**REQUEST**
From the records, pick out and copy each line containing "JSON".

BEGIN

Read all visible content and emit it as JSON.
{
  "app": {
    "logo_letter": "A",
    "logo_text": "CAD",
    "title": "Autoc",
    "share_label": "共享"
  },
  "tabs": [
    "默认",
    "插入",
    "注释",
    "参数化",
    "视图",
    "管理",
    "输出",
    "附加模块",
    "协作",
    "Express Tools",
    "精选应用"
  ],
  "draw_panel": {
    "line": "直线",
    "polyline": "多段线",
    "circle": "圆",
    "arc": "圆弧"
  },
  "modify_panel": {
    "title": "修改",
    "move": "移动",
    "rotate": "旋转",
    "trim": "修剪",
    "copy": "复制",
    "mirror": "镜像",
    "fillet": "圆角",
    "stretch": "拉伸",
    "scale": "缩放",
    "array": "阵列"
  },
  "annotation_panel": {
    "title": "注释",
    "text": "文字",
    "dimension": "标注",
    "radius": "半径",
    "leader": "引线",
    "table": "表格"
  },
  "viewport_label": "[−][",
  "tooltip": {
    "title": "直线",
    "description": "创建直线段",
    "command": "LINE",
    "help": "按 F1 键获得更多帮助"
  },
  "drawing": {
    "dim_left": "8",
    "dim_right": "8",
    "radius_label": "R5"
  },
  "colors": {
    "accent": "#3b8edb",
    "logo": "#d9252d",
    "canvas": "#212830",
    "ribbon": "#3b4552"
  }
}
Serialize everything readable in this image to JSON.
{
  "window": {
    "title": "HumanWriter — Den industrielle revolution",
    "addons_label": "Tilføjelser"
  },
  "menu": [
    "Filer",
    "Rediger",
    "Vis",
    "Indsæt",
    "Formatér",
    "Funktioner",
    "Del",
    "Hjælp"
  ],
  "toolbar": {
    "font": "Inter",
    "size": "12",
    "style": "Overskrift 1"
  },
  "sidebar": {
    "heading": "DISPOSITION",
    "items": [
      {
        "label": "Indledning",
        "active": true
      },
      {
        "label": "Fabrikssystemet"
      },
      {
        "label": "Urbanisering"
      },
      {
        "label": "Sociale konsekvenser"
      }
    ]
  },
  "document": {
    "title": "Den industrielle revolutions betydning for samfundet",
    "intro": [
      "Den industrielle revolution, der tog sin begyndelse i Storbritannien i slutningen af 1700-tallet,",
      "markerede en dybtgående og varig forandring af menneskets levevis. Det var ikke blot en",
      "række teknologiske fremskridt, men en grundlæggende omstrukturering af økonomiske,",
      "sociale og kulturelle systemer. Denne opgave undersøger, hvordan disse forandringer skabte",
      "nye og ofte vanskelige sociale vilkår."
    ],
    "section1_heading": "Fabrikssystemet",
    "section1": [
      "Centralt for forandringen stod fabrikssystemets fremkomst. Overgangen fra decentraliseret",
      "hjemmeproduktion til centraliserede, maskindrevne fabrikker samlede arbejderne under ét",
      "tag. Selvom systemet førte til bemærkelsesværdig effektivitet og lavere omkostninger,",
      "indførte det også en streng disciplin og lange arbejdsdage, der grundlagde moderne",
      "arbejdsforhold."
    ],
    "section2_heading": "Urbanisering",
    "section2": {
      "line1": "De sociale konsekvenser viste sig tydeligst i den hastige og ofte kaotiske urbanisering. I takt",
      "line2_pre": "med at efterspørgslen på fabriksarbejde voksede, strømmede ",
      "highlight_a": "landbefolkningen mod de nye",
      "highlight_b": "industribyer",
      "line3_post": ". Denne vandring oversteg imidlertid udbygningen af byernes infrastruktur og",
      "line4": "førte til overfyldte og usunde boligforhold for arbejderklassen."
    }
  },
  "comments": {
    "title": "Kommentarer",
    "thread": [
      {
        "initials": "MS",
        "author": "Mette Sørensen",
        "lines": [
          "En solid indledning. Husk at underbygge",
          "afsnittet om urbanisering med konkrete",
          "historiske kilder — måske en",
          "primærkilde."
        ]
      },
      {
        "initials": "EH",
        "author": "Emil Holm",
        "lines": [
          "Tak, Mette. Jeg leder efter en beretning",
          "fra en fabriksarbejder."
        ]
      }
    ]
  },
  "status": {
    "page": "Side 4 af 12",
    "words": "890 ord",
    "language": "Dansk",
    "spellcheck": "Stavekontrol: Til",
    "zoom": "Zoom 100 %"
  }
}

END

**TASK OUTPUT**
Read all visible content and emit it as JSON.
Serialize everything readable in this image to JSON.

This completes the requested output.